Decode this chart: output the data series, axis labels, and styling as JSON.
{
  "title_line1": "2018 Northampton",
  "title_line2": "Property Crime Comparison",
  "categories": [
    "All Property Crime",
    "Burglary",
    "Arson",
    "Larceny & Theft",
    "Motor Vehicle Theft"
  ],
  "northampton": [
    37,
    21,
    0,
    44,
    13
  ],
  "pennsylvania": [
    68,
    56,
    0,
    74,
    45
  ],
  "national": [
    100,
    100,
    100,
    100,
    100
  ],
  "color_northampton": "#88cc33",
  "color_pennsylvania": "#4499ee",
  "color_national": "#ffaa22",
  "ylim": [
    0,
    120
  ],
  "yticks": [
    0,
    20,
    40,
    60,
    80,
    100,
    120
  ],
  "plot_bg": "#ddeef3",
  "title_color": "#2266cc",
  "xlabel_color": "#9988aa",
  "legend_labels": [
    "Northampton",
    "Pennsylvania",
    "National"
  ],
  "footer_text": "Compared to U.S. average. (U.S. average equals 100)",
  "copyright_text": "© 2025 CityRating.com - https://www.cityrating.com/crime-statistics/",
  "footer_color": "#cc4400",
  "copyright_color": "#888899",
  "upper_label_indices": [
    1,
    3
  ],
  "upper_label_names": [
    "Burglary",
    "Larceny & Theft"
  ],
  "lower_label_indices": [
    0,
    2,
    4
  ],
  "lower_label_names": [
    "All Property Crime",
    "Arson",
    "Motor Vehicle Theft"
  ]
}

⁂

YOUR INSTRUCTIONS: Every entry should be printed again exactly as written.

EXPECTED ANSWER:
Decode this chart: output the data series, axis labels, and styling as JSON.
{
  "title_line1": "2018 Northampton",
  "title_line2": "Property Crime Comparison",
  "categories": [
    "All Property Crime",
    "Burglary",
    "Arson",
    "Larceny & Theft",
    "Motor Vehicle Theft"
  ],
  "northampton": [
    37,
    21,
    0,
    44,
    13
  ],
  "pennsylvania": [
    68,
    56,
    0,
    74,
    45
  ],
  "national": [
    100,
    100,
    100,
    100,
    100
  ],
  "color_northampton": "#88cc33",
  "color_pennsylvania": "#4499ee",
  "color_national": "#ffaa22",
  "ylim": [
    0,
    120
  ],
  "yticks": [
    0,
    20,
    40,
    60,
    80,
    100,
    120
  ],
  "plot_bg": "#ddeef3",
  "title_color": "#2266cc",
  "xlabel_color": "#9988aa",
  "legend_labels": [
    "Northampton",
    "Pennsylvania",
    "National"
  ],
  "footer_text": "Compared to U.S. average. (U.S. average equals 100)",
  "copyright_text": "© 2025 CityRating.com - https://www.cityrating.com/crime-statistics/",
  "footer_color": "#cc4400",
  "copyright_color": "#888899",
  "upper_label_indices": [
    1,
    3
  ],
  "upper_label_names": [
    "Burglary",
    "Larceny & Theft"
  ],
  "lower_label_indices": [
    0,
    2,
    4
  ],
  "lower_label_names": [
    "All Property Crime",
    "Arson",
    "Motor Vehicle Theft"
  ]
}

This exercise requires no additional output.